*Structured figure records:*
+ + + +
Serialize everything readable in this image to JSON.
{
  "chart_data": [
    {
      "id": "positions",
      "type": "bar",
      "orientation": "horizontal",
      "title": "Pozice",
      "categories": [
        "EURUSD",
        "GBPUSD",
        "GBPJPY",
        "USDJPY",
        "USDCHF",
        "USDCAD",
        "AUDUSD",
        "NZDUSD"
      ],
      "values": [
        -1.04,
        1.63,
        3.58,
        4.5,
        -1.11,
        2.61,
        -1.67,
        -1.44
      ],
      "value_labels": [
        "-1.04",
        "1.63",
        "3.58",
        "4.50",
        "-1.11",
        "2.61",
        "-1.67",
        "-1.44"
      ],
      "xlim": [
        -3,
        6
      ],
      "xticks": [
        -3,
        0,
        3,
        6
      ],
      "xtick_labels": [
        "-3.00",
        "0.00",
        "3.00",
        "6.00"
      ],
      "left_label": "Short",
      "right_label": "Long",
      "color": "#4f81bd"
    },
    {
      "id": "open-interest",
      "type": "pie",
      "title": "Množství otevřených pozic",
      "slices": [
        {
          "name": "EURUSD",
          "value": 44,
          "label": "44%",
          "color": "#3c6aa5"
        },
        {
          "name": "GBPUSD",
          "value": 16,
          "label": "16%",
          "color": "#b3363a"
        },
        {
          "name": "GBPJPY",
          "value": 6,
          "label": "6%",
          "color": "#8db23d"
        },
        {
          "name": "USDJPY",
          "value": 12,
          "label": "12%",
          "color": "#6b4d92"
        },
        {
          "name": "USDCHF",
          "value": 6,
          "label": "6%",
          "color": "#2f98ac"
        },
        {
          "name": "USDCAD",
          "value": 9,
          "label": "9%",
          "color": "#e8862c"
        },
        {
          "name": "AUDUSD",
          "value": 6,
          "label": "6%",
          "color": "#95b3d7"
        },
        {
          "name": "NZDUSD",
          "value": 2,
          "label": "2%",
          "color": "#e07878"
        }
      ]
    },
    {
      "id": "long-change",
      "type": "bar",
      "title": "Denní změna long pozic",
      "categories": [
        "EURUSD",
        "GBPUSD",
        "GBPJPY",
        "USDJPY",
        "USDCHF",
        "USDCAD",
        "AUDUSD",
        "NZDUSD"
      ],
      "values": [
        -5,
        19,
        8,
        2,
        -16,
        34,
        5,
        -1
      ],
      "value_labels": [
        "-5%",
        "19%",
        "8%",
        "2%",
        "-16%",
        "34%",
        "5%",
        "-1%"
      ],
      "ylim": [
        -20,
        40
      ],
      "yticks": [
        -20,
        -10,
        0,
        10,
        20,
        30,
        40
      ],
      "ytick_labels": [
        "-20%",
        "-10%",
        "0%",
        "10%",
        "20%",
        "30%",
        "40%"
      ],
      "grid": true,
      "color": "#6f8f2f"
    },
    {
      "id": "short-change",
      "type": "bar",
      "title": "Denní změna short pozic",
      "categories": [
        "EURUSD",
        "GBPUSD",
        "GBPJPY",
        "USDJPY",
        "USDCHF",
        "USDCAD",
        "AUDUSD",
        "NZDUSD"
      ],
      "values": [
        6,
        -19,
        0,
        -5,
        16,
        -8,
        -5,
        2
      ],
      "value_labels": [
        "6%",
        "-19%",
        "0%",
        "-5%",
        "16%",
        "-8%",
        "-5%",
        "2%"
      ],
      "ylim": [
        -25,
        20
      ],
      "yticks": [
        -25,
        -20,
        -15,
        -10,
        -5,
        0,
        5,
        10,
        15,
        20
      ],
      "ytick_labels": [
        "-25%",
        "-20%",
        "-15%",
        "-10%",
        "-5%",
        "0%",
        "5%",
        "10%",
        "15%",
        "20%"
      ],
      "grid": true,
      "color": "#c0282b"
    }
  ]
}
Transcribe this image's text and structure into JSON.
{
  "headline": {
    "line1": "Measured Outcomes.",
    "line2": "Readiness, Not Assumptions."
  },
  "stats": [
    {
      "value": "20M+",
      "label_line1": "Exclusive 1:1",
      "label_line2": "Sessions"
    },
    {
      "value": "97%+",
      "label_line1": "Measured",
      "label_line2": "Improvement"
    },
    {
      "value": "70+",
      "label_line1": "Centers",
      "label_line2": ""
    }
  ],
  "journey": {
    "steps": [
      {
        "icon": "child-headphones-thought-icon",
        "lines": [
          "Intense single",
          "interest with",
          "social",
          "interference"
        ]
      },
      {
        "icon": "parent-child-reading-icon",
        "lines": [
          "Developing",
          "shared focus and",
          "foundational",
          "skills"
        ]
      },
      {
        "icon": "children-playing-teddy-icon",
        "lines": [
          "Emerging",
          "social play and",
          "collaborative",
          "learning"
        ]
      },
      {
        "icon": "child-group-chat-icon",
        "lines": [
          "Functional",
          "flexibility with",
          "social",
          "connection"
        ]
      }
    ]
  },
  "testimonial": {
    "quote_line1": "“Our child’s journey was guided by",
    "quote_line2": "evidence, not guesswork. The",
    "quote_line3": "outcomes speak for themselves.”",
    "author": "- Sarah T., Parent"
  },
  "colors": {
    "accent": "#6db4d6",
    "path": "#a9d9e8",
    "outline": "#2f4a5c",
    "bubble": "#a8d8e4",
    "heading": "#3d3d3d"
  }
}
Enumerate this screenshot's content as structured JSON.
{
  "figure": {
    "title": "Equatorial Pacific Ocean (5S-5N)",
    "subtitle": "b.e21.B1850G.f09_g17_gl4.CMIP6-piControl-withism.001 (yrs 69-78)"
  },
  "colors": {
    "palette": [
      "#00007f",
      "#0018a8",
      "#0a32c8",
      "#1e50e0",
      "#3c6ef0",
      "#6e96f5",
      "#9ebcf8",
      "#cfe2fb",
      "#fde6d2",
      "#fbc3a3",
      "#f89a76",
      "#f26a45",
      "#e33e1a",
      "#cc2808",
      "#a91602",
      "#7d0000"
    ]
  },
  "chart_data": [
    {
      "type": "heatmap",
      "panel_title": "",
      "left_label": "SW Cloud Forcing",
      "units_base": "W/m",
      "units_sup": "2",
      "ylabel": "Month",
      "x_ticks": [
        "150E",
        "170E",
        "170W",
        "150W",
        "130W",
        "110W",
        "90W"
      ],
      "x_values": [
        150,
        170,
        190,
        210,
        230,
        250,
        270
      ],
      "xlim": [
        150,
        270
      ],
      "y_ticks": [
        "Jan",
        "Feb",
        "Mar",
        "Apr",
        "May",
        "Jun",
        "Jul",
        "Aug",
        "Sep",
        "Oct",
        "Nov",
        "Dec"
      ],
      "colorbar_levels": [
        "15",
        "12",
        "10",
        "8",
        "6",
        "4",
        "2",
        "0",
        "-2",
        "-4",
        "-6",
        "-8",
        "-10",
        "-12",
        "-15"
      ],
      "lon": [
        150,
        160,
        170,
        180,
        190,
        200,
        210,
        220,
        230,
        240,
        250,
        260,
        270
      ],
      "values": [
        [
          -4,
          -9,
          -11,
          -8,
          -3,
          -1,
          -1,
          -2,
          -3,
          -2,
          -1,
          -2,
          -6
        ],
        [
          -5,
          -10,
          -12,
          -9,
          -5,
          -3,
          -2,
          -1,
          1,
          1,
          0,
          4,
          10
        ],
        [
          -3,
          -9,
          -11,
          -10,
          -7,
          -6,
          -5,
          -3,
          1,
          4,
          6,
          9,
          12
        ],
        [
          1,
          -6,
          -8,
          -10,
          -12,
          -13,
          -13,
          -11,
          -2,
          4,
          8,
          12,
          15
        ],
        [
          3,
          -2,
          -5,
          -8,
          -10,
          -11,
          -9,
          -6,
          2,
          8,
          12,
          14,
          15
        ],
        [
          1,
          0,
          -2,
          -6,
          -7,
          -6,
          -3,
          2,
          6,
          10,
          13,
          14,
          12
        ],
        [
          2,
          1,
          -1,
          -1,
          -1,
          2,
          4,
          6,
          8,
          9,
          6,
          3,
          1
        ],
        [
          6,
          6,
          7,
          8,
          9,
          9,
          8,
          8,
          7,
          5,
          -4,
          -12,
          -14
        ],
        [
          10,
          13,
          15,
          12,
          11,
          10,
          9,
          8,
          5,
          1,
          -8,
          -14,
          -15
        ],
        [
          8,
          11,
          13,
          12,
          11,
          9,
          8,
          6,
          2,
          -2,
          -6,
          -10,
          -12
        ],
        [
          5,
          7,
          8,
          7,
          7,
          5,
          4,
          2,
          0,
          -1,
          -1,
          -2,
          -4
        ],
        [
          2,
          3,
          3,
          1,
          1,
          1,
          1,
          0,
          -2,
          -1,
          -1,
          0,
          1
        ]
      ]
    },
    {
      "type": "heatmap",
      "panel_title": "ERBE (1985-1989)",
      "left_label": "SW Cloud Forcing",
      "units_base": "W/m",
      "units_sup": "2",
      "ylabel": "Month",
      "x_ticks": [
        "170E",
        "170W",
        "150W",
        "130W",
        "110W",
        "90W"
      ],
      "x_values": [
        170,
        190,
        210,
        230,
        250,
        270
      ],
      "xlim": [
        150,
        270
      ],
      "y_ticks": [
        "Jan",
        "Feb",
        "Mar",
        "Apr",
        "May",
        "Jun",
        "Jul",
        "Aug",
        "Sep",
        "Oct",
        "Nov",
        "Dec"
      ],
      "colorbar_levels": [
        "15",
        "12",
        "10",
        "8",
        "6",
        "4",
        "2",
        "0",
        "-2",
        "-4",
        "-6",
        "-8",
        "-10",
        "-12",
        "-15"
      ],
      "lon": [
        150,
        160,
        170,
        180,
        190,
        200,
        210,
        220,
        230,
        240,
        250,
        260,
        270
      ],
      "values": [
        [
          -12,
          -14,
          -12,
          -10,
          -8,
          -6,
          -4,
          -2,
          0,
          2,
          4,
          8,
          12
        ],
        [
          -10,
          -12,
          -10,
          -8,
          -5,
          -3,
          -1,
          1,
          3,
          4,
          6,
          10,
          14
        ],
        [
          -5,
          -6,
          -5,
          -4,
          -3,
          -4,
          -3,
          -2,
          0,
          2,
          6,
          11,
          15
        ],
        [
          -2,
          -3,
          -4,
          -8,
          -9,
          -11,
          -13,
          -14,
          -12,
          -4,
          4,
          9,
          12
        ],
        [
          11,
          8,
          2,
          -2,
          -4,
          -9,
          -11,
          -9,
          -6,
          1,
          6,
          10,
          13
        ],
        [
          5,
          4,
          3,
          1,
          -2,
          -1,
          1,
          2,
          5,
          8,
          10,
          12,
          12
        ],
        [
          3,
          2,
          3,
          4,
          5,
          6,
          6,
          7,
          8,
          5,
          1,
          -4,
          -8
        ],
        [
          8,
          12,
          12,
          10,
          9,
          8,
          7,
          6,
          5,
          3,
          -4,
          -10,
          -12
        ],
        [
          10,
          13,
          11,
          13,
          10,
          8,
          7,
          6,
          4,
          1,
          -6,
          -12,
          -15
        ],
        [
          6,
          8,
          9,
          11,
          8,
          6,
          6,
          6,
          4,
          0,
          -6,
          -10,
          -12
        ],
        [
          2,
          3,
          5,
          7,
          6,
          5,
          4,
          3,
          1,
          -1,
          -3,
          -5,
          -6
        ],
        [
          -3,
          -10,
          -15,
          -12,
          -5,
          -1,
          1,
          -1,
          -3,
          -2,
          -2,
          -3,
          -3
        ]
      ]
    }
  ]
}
+ + + +
*TASK BRIEF:*
Gather each line of the listing that holds the string "JSON".

*SOLVED PROBLEM:*
Serialize everything readable in this image to JSON.
Transcribe this image's text and structure into JSON.
Enumerate this screenshot's content as structured JSON.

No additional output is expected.